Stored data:
·····

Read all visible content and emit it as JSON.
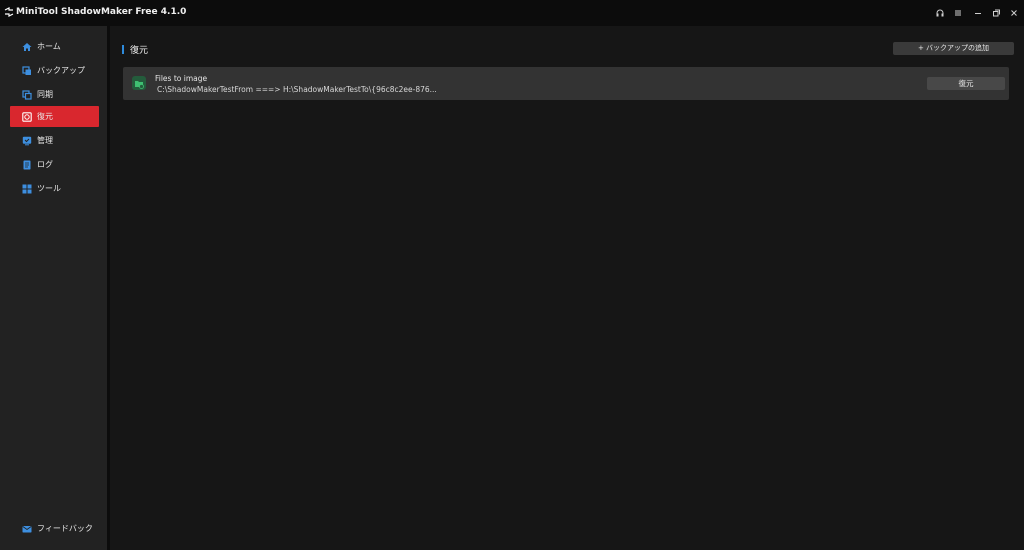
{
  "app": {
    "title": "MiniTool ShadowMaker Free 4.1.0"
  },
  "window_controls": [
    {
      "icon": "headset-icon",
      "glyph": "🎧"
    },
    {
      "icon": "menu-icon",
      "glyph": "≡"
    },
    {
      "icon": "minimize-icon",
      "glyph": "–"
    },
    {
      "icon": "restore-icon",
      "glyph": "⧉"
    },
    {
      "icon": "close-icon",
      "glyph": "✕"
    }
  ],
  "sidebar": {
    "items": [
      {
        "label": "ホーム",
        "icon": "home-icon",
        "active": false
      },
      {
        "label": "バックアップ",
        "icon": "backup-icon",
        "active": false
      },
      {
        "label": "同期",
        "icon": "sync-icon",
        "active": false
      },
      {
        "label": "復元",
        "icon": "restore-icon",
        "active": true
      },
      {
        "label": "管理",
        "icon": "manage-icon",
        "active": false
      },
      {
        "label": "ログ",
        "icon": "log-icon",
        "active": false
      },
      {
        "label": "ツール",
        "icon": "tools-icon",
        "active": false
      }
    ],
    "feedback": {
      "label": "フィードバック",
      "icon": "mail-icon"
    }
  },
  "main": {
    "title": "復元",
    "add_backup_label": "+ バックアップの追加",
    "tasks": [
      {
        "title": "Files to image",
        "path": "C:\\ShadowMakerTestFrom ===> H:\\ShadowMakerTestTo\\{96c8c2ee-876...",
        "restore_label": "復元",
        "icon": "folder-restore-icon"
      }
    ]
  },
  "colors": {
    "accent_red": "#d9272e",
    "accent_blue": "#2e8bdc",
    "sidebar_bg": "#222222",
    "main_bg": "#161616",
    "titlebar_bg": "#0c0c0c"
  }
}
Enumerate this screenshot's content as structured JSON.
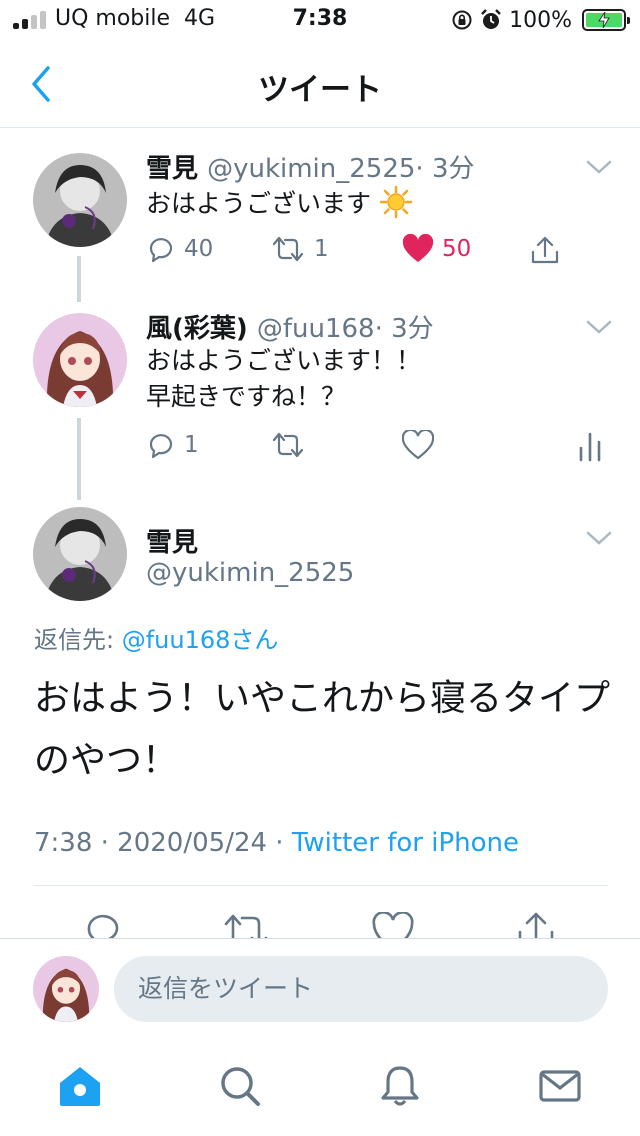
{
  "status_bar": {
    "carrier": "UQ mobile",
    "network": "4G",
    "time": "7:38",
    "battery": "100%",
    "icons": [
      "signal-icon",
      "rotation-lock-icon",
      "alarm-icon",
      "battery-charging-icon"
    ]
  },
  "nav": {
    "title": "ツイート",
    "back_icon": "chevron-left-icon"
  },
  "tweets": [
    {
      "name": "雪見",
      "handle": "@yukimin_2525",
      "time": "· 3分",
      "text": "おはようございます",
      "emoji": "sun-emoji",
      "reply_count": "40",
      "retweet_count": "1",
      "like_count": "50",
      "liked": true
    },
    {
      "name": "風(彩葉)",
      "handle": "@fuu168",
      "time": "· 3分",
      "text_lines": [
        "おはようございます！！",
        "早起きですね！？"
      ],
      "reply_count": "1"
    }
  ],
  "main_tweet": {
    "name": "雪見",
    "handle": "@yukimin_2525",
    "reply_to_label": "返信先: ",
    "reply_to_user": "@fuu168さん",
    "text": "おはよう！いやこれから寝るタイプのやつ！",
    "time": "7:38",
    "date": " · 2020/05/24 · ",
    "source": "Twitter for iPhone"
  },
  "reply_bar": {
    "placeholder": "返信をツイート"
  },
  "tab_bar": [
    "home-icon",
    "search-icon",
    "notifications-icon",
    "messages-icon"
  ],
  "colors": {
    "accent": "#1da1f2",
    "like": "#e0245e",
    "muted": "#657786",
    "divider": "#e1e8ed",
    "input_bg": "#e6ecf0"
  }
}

·····

* [What you are asked to do]
Copy all lines from the material that contain "handle".

* [Exercise solution]
      "handle": "@yukimin_2525",
      "handle": "@fuu168",
    "handle": "@yukimin_2525",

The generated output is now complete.